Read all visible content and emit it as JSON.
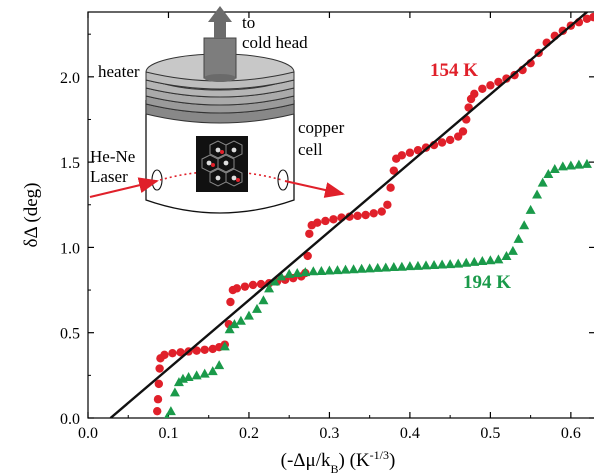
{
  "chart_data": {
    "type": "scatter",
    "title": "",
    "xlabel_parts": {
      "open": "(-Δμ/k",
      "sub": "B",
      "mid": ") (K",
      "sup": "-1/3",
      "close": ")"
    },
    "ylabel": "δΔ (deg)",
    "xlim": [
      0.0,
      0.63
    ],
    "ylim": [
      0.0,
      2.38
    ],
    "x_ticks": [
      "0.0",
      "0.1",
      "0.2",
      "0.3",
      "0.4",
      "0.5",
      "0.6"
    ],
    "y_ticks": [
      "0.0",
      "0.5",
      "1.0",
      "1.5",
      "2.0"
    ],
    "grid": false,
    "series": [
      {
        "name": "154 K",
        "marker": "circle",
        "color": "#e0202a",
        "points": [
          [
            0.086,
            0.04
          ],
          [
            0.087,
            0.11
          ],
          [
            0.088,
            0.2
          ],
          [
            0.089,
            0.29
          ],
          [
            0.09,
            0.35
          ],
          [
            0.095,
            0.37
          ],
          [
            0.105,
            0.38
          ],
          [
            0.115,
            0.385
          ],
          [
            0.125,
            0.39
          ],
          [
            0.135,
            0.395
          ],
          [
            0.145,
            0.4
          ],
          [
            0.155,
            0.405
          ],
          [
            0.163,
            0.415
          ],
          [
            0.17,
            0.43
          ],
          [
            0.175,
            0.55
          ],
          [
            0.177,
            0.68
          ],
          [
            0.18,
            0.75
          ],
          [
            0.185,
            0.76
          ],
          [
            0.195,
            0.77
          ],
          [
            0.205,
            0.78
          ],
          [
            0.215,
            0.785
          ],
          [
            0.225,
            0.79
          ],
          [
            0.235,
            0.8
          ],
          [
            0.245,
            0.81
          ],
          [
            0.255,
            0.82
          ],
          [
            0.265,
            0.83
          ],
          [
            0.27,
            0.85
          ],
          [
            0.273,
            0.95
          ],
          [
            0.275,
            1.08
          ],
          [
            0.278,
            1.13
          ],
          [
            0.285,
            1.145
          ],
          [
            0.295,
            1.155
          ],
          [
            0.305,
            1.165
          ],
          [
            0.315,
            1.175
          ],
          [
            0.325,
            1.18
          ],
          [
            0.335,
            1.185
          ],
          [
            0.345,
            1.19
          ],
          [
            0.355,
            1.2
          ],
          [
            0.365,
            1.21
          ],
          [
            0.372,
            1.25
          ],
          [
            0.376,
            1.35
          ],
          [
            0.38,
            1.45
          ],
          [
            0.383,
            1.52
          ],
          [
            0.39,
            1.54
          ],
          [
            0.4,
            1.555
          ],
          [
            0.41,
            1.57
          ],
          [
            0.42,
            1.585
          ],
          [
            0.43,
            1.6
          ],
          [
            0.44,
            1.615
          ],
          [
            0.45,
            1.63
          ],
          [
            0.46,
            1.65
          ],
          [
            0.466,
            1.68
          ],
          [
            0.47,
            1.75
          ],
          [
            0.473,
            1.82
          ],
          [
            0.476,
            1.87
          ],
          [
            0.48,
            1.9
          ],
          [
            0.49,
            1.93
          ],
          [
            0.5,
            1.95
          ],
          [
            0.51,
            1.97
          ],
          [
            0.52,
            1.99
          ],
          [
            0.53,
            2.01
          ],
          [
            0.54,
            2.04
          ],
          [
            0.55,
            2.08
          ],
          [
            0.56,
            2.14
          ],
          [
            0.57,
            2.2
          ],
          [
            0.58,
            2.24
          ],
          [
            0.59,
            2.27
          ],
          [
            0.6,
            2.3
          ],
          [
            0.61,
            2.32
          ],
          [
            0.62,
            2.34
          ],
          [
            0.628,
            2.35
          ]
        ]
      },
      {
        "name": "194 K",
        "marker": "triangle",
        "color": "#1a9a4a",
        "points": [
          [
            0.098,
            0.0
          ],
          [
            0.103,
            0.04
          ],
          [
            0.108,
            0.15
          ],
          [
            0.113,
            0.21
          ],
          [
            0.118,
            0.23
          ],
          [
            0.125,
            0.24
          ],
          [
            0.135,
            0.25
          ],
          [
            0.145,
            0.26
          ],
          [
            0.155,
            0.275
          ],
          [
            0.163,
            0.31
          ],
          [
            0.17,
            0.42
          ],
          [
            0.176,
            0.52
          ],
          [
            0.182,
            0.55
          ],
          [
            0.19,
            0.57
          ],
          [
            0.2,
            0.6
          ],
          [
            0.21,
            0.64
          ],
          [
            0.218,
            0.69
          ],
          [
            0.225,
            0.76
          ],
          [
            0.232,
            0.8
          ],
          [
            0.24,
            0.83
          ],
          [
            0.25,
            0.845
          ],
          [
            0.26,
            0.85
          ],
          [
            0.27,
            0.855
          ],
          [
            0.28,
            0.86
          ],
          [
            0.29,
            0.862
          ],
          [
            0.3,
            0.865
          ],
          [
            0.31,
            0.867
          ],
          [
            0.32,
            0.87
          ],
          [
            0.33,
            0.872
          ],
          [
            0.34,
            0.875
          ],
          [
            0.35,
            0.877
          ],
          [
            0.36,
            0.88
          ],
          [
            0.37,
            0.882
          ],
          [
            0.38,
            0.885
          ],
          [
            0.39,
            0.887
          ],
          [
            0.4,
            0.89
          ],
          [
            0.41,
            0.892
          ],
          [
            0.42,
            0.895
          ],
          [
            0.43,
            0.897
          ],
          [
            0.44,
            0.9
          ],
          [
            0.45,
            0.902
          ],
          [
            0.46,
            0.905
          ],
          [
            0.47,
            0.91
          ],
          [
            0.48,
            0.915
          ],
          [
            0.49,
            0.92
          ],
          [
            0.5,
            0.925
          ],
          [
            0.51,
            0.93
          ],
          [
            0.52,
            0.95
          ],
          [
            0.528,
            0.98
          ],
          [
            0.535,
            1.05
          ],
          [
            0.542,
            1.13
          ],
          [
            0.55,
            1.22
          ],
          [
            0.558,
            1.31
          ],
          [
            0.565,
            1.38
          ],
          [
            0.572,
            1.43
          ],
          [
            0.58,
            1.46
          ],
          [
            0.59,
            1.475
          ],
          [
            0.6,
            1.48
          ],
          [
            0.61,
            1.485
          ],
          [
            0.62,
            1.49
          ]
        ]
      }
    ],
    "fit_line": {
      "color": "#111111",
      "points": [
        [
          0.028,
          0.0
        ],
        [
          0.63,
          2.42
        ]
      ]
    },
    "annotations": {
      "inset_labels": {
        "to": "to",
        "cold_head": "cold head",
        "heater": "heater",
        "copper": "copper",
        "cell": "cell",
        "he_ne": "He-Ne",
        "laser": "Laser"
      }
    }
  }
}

────────

What this task involves: Find the lines containing "color" and list every one of them.

Task output:
        "color": "#e0202a",
        "color": "#1a9a4a",
      "color": "#111111",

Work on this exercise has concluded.